**Short task**.
Update every entry below by changing "calendar-day" to "calendar-date" wherever it appears, with nothing else altered. Leave the pictures out of your answer.

═════ Data lines

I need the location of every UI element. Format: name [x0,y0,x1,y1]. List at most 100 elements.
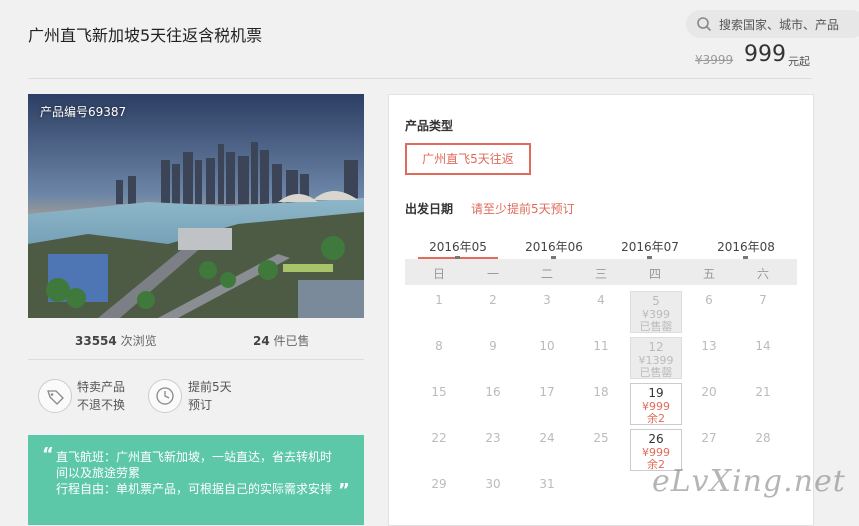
calendar-day: 16 [468,383,518,423]
day-number: 3 [543,293,551,307]
day-number: 9 [489,339,497,353]
product-type-option[interactable]: 广州直飞5天往返 [405,143,531,175]
tab-month-2[interactable]: 2016年06 [514,238,594,255]
views-count: 33554 [75,334,117,348]
city-skyline-image [28,94,364,318]
calendar-day: 8 [414,337,464,377]
weekday-wed: 三 [594,267,607,281]
calendar-day: 22 [414,429,464,469]
note-line1: 直飞航班：广州直飞新加坡，一站直达，省去转机时 [56,450,333,464]
day-number: 4 [597,293,605,307]
day-number: 21 [755,385,771,399]
product-type-label: 产品类型 [405,119,454,133]
day-number: 13 [701,339,717,353]
calendar-day: 12 ¥1399 已售罄 [630,337,682,379]
weekday-fri: 五 [702,267,715,281]
search-icon [697,17,712,32]
sold-count: 24 [253,334,270,348]
calendar-day[interactable]: 19 ¥999 余2 [630,383,682,425]
quote-close-icon: ” [338,480,350,501]
day-number: 22 [431,431,447,445]
weekday-thu: 四 [648,267,661,281]
calendar-day: 17 [522,383,572,423]
watermark: eLvXing.net [652,464,846,499]
search-box[interactable]: 搜索国家、城市、产品 [686,10,859,38]
sold-stat: 24 件已售 [253,332,310,349]
calendar-day: 21 [738,383,788,423]
price-suffix: 元起 [788,55,810,68]
calendar-day: 29 [414,475,464,515]
badge-sale-line1: 特卖产品 [77,380,126,394]
original-price: ¥3999 [695,53,734,67]
views-stat: 33554 次浏览 [75,332,157,349]
day-number: 10 [539,339,555,353]
sold-label: 件已售 [273,334,310,348]
day-number: 25 [593,431,609,445]
day-number: 19 [648,386,664,400]
badge-advance-line1: 提前5天 [188,380,232,394]
product-id: 产品编号69387 [40,105,127,119]
current-price: 999 [744,42,786,67]
calendar-day: 14 [738,337,788,377]
calendar-day: 31 [522,475,572,515]
calendar-day: 4 [576,291,626,331]
calendar-day: 18 [576,383,626,423]
badge-sale-line2: 不退不换 [77,398,126,412]
day-number: 30 [485,477,501,491]
weekday-mon: 一 [486,267,499,281]
calendar-day: 15 [414,383,464,423]
badge-advance: 提前5天 预订 [188,378,232,414]
tab-month-3[interactable]: 2016年07 [610,238,690,255]
calendar-day: 6 [684,291,734,331]
departure-label: 出发日期 [405,202,454,216]
day-status: 余2 [647,412,665,425]
calendar-day: 25 [576,429,626,469]
badge-sale: 特卖产品 不退不换 [77,378,125,414]
day-number: 20 [701,385,717,399]
day-number: 27 [701,431,717,445]
day-number: 28 [755,431,771,445]
calendar-day: 24 [522,429,572,469]
day-number: 31 [539,477,555,491]
day-number: 15 [431,385,447,399]
weekday-tue: 二 [540,267,553,281]
calendar-day: 23 [468,429,518,469]
page-title: 广州直飞新加坡5天往返含税机票 [28,26,263,45]
day-number: 18 [593,385,609,399]
day-number: 6 [705,293,713,307]
day-number: 29 [431,477,447,491]
day-number: 17 [539,385,555,399]
calendar-day: 30 [468,475,518,515]
divider [28,78,812,79]
day-number: 2 [489,293,497,307]
day-number: 5 [652,294,660,308]
note-line2: 间以及旅途劳累 [56,466,141,480]
booking-panel: 产品类型 广州直飞5天往返 出发日期 请至少提前5天预订 2016年05 201… [388,94,814,526]
day-number: 23 [485,431,501,445]
day-number: 11 [593,339,609,353]
day-number: 8 [435,339,443,353]
calendar-day: 2 [468,291,518,331]
calendar-day: 7 [738,291,788,331]
search-input[interactable]: 搜索国家、城市、产品 [719,16,839,33]
calendar-day: 20 [684,383,734,423]
day-status: 已售罄 [639,320,673,333]
views-label: 次浏览 [120,334,157,348]
day-number: 24 [539,431,555,445]
note-line3: 行程自由：单机票产品，可根据自己的实际需求安排 [56,482,333,496]
product-photo: 产品编号69387 [28,94,364,318]
weekday-header: 日 一 二 三 四 五 六 [405,259,797,285]
calendar-day: 13 [684,337,734,377]
tab-month-4[interactable]: 2016年08 [706,238,786,255]
weekday-sat: 六 [756,267,769,281]
day-number: 12 [648,340,664,354]
calendar-day: 9 [468,337,518,377]
calendar-day: 1 [414,291,464,331]
quote-open-icon: “ [42,444,54,465]
calendar-day: 11 [576,337,626,377]
badge-advance-line2: 预订 [188,398,213,412]
day-number: 1 [435,293,443,307]
day-status: 已售罄 [639,366,673,379]
weekday-sun: 日 [432,267,445,281]
calendar-day: 3 [522,291,572,331]
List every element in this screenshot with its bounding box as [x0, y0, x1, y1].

══════════

**Answer to this task**.
I need the location of every UI element. Format: name [x0,y0,x1,y1]. List at most 100 elements.
calendar-date: 16 [468,383,518,423]
day-number: 3 [543,293,551,307]
day-number: 9 [489,339,497,353]
product-type-option[interactable]: 广州直飞5天往返 [405,143,531,175]
tab-month-2[interactable]: 2016年06 [514,238,594,255]
views-count: 33554 [75,334,117,348]
city-skyline-image [28,94,364,318]
calendar-date: 8 [414,337,464,377]
weekday-wed: 三 [594,267,607,281]
calendar-date: 22 [414,429,464,469]
note-line1: 直飞航班：广州直飞新加坡，一站直达，省去转机时 [56,450,333,464]
day-number: 4 [597,293,605,307]
day-number: 21 [755,385,771,399]
product-type-label: 产品类型 [405,119,454,133]
day-number: 13 [701,339,717,353]
calendar-date: 12 ¥1399 已售罄 [630,337,682,379]
weekday-fri: 五 [702,267,715,281]
search-icon [697,17,712,32]
sold-count: 24 [253,334,270,348]
calendar-date[interactable]: 19 ¥999 余2 [630,383,682,425]
quote-close-icon: ” [338,480,350,501]
day-number: 22 [431,431,447,445]
weekday-thu: 四 [648,267,661,281]
calendar-date: 17 [522,383,572,423]
watermark: eLvXing.net [652,464,846,499]
search-box[interactable]: 搜索国家、城市、产品 [686,10,859,38]
sold-stat: 24 件已售 [253,332,310,349]
calendar-date: 21 [738,383,788,423]
price-suffix: 元起 [788,55,810,68]
calendar-date: 29 [414,475,464,515]
badge-sale-line1: 特卖产品 [77,380,126,394]
original-price: ¥3999 [695,53,734,67]
views-stat: 33554 次浏览 [75,332,157,349]
day-number: 10 [539,339,555,353]
sold-label: 件已售 [273,334,310,348]
day-number: 25 [593,431,609,445]
day-number: 19 [648,386,664,400]
badge-advance-line1: 提前5天 [188,380,232,394]
product-id: 产品编号69387 [40,105,127,119]
current-price: 999 [744,42,786,67]
calendar-date: 14 [738,337,788,377]
calendar-date: 31 [522,475,572,515]
calendar-date: 4 [576,291,626,331]
calendar-date: 18 [576,383,626,423]
badge-sale-line2: 不退不换 [77,398,126,412]
day-number: 30 [485,477,501,491]
weekday-mon: 一 [486,267,499,281]
calendar-date: 15 [414,383,464,423]
badge-advance: 提前5天 预订 [188,378,232,414]
tab-month-3[interactable]: 2016年07 [610,238,690,255]
calendar-date: 6 [684,291,734,331]
departure-label: 出发日期 [405,202,454,216]
day-status: 余2 [647,412,665,425]
calendar-date: 25 [576,429,626,469]
badge-sale: 特卖产品 不退不换 [77,378,125,414]
day-number: 20 [701,385,717,399]
day-number: 27 [701,431,717,445]
day-number: 28 [755,431,771,445]
calendar-date: 24 [522,429,572,469]
day-number: 31 [539,477,555,491]
day-number: 15 [431,385,447,399]
weekday-tue: 二 [540,267,553,281]
calendar-date: 23 [468,429,518,469]
page-title: 广州直飞新加坡5天往返含税机票 [28,26,263,45]
day-number: 18 [593,385,609,399]
day-number: 6 [705,293,713,307]
day-number: 29 [431,477,447,491]
day-number: 17 [539,385,555,399]
calendar-date: 30 [468,475,518,515]
divider [28,78,812,79]
day-number: 2 [489,293,497,307]
day-number: 5 [652,294,660,308]
note-line2: 间以及旅途劳累 [56,466,141,480]
booking-panel: 产品类型 广州直飞5天往返 出发日期 请至少提前5天预订 2016年05 201… [388,94,814,526]
day-number: 23 [485,431,501,445]
day-number: 11 [593,339,609,353]
day-number: 8 [435,339,443,353]
calendar-date: 2 [468,291,518,331]
calendar-date: 7 [738,291,788,331]
search-input[interactable]: 搜索国家、城市、产品 [719,16,839,33]
calendar-date: 20 [684,383,734,423]
day-status: 已售罄 [639,320,673,333]
views-label: 次浏览 [120,334,157,348]
day-number: 24 [539,431,555,445]
note-line3: 行程自由：单机票产品，可根据自己的实际需求安排 [56,482,333,496]
product-photo: 产品编号69387 [28,94,364,318]
weekday-header: 日 一 二 三 四 五 六 [405,259,797,285]
calendar-date: 13 [684,337,734,377]
tab-month-4[interactable]: 2016年08 [706,238,786,255]
weekday-sat: 六 [756,267,769,281]
day-number: 12 [648,340,664,354]
calendar-date: 9 [468,337,518,377]
calendar-date: 1 [414,291,464,331]
quote-open-icon: “ [42,444,54,465]
calendar-date: 11 [576,337,626,377]
badge-advance-line2: 预订 [188,398,213,412]
day-number: 1 [435,293,443,307]
day-status: 已售罄 [639,366,673,379]
weekday-sun: 日 [432,267,445,281]
calendar-date: 3 [522,291,572,331]
List every element in this screenshot with its bounding box as [x0, y0, x1, y1].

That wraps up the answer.